Task:
Set down each record below precisely, skipping the pictures.

Source records:
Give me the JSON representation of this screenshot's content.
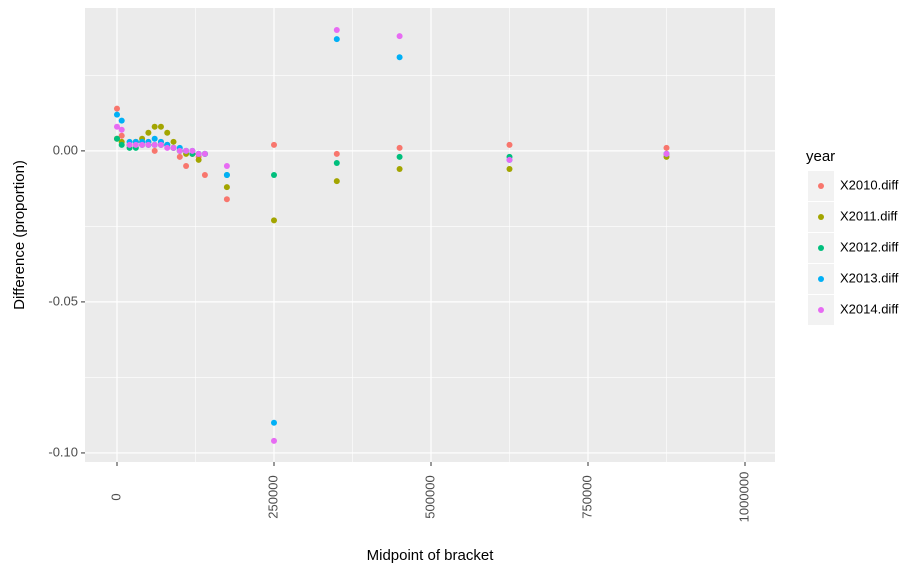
{
  "chart_data": {
    "type": "scatter",
    "x_label": "Midpoint of bracket",
    "y_label": "Difference (proportion)",
    "legend_title": "year",
    "legend_position": "right",
    "grid": true,
    "x": [
      0,
      7500,
      20000,
      30000,
      40000,
      50000,
      60000,
      70000,
      80000,
      90000,
      100000,
      110000,
      120000,
      130000,
      140000,
      175000,
      250000,
      350000,
      450000,
      625000,
      875000
    ],
    "series": [
      {
        "name": "X2010.diff",
        "color": "#F8766D",
        "values": [
          0.014,
          0.005,
          0.002,
          0.003,
          0.003,
          0.003,
          0.0,
          0.003,
          0.002,
          0.001,
          -0.002,
          -0.005,
          -0.001,
          -0.002,
          -0.008,
          -0.016,
          0.002,
          -0.001,
          0.001,
          0.002,
          0.001
        ]
      },
      {
        "name": "X2011.diff",
        "color": "#A3A500",
        "values": [
          0.004,
          0.003,
          0.002,
          0.003,
          0.004,
          0.006,
          0.008,
          0.008,
          0.006,
          0.003,
          0.0,
          -0.001,
          -0.001,
          -0.003,
          -0.001,
          -0.012,
          -0.023,
          -0.01,
          -0.006,
          -0.006,
          -0.002
        ]
      },
      {
        "name": "X2012.diff",
        "color": "#00BF7D",
        "values": [
          0.004,
          0.002,
          0.001,
          0.001,
          0.002,
          0.002,
          0.002,
          0.002,
          0.002,
          0.001,
          0.0,
          0.0,
          -0.001,
          -0.001,
          -0.001,
          -0.008,
          -0.008,
          -0.004,
          -0.002,
          -0.002,
          -0.001
        ]
      },
      {
        "name": "X2013.diff",
        "color": "#00B0F6",
        "values": [
          0.012,
          0.01,
          0.003,
          0.003,
          0.003,
          0.003,
          0.004,
          0.003,
          0.002,
          0.001,
          0.001,
          0.0,
          0.0,
          -0.001,
          -0.001,
          -0.008,
          -0.09,
          0.037,
          0.031,
          -0.003,
          -0.001
        ]
      },
      {
        "name": "X2014.diff",
        "color": "#E76BF3",
        "values": [
          0.008,
          0.007,
          0.002,
          0.002,
          0.002,
          0.002,
          0.002,
          0.002,
          0.001,
          0.001,
          0.0,
          0.0,
          0.0,
          -0.001,
          -0.001,
          -0.005,
          -0.096,
          0.04,
          0.038,
          -0.003,
          -0.001
        ]
      }
    ],
    "xlim": [
      -50955,
      1047770
    ],
    "xticks": [
      0,
      250000,
      500000,
      750000,
      1000000
    ],
    "ylim": [
      -0.103,
      0.0473
    ],
    "yticks": [
      {
        "value": -0.1,
        "label": "-0.10"
      },
      {
        "value": -0.05,
        "label": "-0.05"
      },
      {
        "value": 0,
        "label": "0.00"
      }
    ]
  }
}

Worked answer:
Give me the JSON representation of this screenshot's content.
{
  "chart_data": {
    "type": "scatter",
    "x_label": "Midpoint of bracket",
    "y_label": "Difference (proportion)",
    "legend_title": "year",
    "legend_position": "right",
    "grid": true,
    "x": [
      0,
      7500,
      20000,
      30000,
      40000,
      50000,
      60000,
      70000,
      80000,
      90000,
      100000,
      110000,
      120000,
      130000,
      140000,
      175000,
      250000,
      350000,
      450000,
      625000,
      875000
    ],
    "series": [
      {
        "name": "X2010.diff",
        "color": "#F8766D",
        "values": [
          0.014,
          0.005,
          0.002,
          0.003,
          0.003,
          0.003,
          0.0,
          0.003,
          0.002,
          0.001,
          -0.002,
          -0.005,
          -0.001,
          -0.002,
          -0.008,
          -0.016,
          0.002,
          -0.001,
          0.001,
          0.002,
          0.001
        ]
      },
      {
        "name": "X2011.diff",
        "color": "#A3A500",
        "values": [
          0.004,
          0.003,
          0.002,
          0.003,
          0.004,
          0.006,
          0.008,
          0.008,
          0.006,
          0.003,
          0.0,
          -0.001,
          -0.001,
          -0.003,
          -0.001,
          -0.012,
          -0.023,
          -0.01,
          -0.006,
          -0.006,
          -0.002
        ]
      },
      {
        "name": "X2012.diff",
        "color": "#00BF7D",
        "values": [
          0.004,
          0.002,
          0.001,
          0.001,
          0.002,
          0.002,
          0.002,
          0.002,
          0.002,
          0.001,
          0.0,
          0.0,
          -0.001,
          -0.001,
          -0.001,
          -0.008,
          -0.008,
          -0.004,
          -0.002,
          -0.002,
          -0.001
        ]
      },
      {
        "name": "X2013.diff",
        "color": "#00B0F6",
        "values": [
          0.012,
          0.01,
          0.003,
          0.003,
          0.003,
          0.003,
          0.004,
          0.003,
          0.002,
          0.001,
          0.001,
          0.0,
          0.0,
          -0.001,
          -0.001,
          -0.008,
          -0.09,
          0.037,
          0.031,
          -0.003,
          -0.001
        ]
      },
      {
        "name": "X2014.diff",
        "color": "#E76BF3",
        "values": [
          0.008,
          0.007,
          0.002,
          0.002,
          0.002,
          0.002,
          0.002,
          0.002,
          0.001,
          0.001,
          0.0,
          0.0,
          0.0,
          -0.001,
          -0.001,
          -0.005,
          -0.096,
          0.04,
          0.038,
          -0.003,
          -0.001
        ]
      }
    ],
    "xlim": [
      -50955,
      1047770
    ],
    "xticks": [
      0,
      250000,
      500000,
      750000,
      1000000
    ],
    "ylim": [
      -0.103,
      0.0473
    ],
    "yticks": [
      {
        "value": -0.1,
        "label": "-0.10"
      },
      {
        "value": -0.05,
        "label": "-0.05"
      },
      {
        "value": 0,
        "label": "0.00"
      }
    ]
  }
}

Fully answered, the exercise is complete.